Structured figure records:
--- begin ---

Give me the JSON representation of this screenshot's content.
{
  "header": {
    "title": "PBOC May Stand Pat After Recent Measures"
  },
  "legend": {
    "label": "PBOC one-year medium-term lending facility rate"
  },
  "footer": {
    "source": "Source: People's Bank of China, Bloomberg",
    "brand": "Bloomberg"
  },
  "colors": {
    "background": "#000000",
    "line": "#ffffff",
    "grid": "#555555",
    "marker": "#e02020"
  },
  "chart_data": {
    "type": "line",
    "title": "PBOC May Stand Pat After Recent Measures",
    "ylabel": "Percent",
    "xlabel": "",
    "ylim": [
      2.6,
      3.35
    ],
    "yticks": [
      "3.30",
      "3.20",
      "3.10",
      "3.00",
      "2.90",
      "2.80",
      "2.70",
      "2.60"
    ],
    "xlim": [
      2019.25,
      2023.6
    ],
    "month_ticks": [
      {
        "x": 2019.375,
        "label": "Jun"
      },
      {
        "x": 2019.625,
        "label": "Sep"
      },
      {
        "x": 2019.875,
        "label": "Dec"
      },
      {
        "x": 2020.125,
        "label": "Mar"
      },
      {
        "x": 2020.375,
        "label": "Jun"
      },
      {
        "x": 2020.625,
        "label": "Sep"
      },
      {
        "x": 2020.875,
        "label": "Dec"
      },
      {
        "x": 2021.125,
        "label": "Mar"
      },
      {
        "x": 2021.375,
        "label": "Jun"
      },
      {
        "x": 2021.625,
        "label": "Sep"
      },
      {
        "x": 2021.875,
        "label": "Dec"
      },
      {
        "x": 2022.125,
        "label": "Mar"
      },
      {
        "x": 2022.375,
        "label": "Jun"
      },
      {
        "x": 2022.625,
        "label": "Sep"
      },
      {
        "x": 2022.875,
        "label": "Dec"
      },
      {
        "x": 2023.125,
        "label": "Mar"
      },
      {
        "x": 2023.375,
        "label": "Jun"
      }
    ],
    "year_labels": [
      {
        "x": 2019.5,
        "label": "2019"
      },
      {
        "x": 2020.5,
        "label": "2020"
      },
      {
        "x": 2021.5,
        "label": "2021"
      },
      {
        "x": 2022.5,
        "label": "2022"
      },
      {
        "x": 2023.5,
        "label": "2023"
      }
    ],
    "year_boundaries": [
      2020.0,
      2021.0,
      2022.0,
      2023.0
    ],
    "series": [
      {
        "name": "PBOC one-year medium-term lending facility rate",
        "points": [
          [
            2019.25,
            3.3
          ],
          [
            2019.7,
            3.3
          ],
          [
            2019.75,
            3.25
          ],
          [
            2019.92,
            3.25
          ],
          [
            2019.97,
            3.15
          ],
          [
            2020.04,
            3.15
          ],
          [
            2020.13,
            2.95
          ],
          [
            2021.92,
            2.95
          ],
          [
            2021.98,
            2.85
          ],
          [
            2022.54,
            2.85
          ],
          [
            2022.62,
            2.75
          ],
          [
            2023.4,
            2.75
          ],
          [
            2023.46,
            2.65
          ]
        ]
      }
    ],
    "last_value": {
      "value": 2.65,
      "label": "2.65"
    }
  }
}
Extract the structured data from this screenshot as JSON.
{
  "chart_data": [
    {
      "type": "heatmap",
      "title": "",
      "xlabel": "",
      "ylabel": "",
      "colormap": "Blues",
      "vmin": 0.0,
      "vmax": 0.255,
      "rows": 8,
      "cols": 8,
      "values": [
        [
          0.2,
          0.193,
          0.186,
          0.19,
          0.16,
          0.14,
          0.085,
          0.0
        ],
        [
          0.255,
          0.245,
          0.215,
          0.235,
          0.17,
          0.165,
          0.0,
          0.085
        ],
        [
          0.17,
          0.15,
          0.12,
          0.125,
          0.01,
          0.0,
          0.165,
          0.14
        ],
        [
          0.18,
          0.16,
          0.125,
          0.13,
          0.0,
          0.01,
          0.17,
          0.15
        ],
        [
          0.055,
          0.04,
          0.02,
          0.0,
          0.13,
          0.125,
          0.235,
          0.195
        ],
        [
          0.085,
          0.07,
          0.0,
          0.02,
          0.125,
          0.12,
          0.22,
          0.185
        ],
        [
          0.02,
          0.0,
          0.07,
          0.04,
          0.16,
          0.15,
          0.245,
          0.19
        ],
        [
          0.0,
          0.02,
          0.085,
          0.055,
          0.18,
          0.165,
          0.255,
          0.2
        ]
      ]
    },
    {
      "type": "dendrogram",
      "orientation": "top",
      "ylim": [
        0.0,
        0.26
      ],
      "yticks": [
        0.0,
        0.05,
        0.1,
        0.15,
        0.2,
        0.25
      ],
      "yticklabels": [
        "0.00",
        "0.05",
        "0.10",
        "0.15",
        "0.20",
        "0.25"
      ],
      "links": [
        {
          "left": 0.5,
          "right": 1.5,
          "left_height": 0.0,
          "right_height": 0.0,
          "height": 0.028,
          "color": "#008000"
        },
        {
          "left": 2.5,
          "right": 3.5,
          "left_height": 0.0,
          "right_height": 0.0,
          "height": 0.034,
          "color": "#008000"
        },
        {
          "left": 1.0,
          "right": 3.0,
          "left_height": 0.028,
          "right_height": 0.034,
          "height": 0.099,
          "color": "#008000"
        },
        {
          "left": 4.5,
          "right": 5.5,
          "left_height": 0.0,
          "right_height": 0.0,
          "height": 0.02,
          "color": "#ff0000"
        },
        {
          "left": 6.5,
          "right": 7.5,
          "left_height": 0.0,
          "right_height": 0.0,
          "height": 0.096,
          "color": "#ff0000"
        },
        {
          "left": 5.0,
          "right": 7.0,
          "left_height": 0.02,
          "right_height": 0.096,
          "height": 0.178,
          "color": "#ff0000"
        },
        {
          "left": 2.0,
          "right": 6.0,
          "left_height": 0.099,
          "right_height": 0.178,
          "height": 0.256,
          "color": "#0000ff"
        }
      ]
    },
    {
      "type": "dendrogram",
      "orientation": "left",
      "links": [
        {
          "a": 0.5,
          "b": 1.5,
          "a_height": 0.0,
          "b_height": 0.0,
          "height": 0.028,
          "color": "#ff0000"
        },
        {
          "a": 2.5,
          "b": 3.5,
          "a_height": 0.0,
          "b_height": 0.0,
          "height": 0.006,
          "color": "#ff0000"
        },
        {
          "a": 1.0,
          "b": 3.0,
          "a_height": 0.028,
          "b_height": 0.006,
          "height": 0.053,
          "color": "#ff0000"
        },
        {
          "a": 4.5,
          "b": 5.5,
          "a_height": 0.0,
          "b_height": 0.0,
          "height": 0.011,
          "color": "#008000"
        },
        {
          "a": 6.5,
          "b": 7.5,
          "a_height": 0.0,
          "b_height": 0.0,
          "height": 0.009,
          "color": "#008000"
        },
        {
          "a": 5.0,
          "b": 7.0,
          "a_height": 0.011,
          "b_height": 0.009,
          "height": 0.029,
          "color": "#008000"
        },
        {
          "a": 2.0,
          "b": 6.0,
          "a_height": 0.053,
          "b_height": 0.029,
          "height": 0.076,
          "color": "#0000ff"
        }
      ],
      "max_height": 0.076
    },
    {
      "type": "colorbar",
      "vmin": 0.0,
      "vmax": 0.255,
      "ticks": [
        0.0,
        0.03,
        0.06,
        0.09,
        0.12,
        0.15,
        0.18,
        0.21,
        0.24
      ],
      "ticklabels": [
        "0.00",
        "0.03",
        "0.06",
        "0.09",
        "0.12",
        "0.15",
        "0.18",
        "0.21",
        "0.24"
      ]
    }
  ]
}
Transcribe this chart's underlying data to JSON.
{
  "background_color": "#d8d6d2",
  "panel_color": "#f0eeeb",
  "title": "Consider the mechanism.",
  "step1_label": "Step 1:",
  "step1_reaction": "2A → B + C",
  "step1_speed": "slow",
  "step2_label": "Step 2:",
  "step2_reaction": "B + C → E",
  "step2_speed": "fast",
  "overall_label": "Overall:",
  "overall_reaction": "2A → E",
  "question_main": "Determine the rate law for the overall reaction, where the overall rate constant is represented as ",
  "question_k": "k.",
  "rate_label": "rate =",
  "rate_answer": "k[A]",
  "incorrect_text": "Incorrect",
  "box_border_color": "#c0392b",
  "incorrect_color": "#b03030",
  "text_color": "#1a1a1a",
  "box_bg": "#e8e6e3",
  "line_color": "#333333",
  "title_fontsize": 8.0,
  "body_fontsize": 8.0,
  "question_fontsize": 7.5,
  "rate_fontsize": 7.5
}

--- end ---

*Task instructions:*
Select and copy every line from the records that includes the word "facility".

*Final result:*
    "label": "PBOC one-year medium-term lending facility rate"
        "name": "PBOC one-year medium-term lending facility rate",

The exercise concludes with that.